Short task: Go over the entries below line by line, copying each one that contains the word "ISBN".

--------------------

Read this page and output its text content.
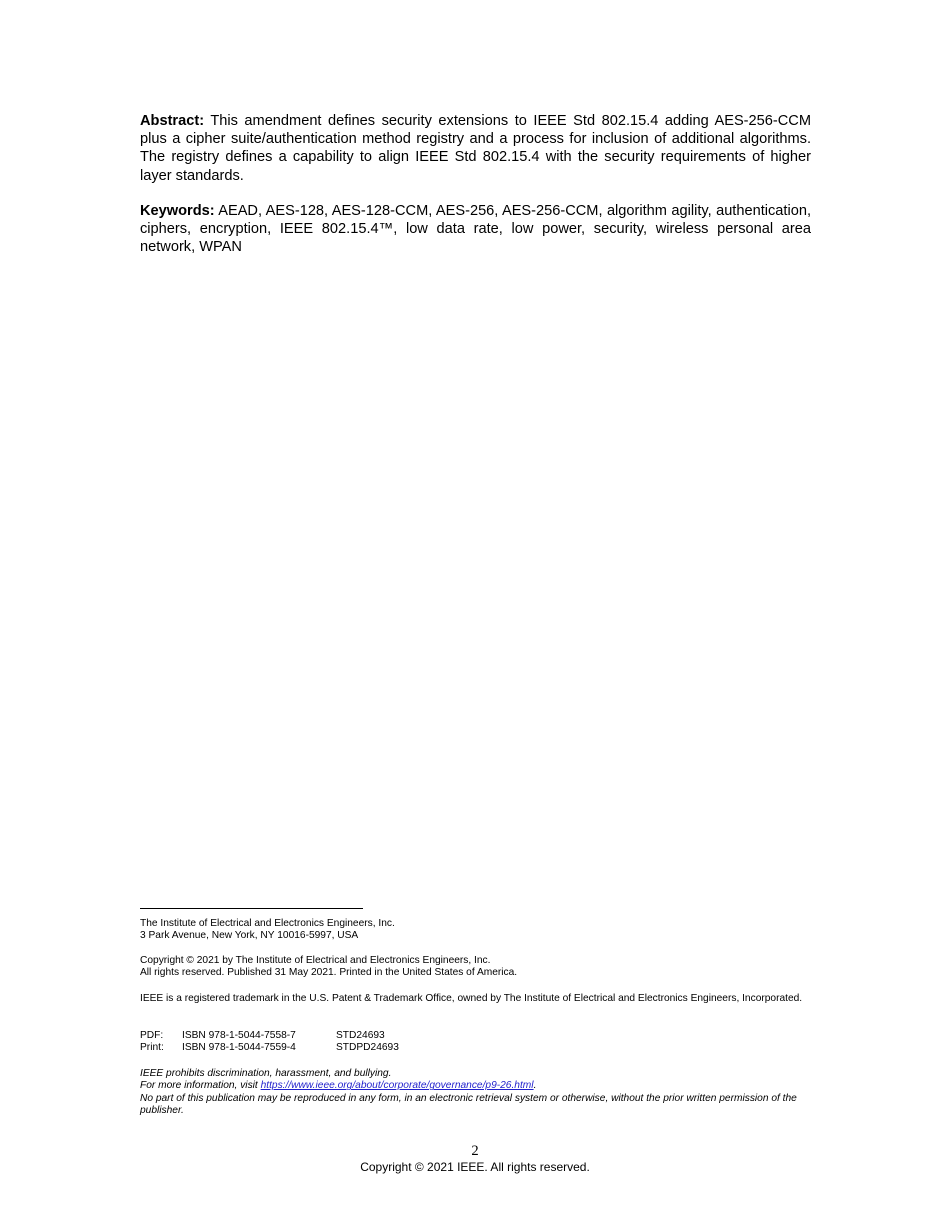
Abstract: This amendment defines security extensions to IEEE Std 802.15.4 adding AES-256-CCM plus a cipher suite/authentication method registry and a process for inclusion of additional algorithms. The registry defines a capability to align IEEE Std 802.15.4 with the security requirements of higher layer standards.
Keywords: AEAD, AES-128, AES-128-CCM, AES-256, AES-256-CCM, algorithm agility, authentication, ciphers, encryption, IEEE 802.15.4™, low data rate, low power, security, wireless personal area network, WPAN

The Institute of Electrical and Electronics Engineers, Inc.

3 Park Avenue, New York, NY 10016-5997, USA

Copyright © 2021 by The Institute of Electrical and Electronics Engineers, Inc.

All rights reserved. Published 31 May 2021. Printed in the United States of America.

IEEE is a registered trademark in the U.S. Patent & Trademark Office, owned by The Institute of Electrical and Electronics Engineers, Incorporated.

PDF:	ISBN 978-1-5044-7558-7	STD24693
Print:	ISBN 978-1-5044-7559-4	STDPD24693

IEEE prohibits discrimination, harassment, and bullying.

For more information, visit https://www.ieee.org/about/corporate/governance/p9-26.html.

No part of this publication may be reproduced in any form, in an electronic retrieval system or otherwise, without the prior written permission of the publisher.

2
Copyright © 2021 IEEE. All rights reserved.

--------------------

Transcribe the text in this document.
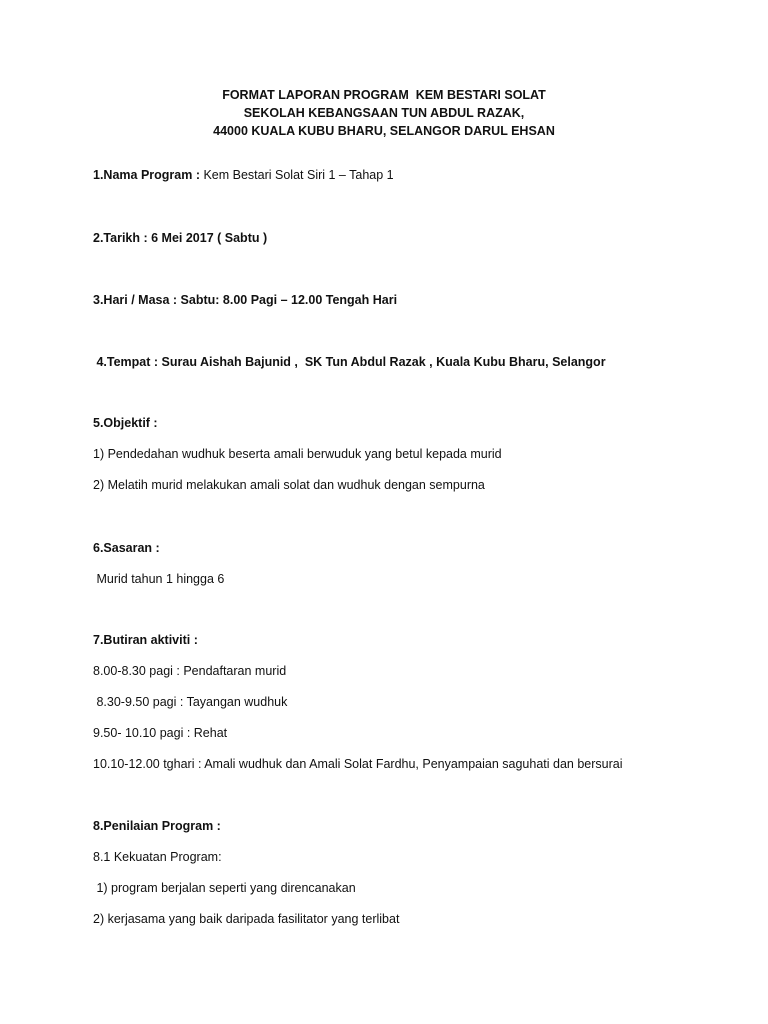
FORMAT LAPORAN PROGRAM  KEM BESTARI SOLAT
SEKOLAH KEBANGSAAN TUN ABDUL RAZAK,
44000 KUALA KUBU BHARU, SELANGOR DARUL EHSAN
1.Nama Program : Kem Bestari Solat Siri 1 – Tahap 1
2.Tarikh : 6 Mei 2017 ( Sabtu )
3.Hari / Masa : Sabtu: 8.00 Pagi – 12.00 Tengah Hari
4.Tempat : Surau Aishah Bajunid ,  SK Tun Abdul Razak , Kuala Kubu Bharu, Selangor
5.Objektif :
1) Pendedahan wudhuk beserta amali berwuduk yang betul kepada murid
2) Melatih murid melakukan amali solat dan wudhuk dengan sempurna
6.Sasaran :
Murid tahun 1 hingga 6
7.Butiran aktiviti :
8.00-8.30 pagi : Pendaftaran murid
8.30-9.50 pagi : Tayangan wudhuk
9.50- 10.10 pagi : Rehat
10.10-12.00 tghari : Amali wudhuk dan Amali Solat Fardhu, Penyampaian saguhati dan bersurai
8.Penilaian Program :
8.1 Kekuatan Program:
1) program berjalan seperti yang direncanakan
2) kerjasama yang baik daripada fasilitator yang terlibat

--------------------

The output:
PDF:	ISBN 978-1-5044-7558-7	STD24693
Print:	ISBN 978-1-5044-7559-4	STDPD24693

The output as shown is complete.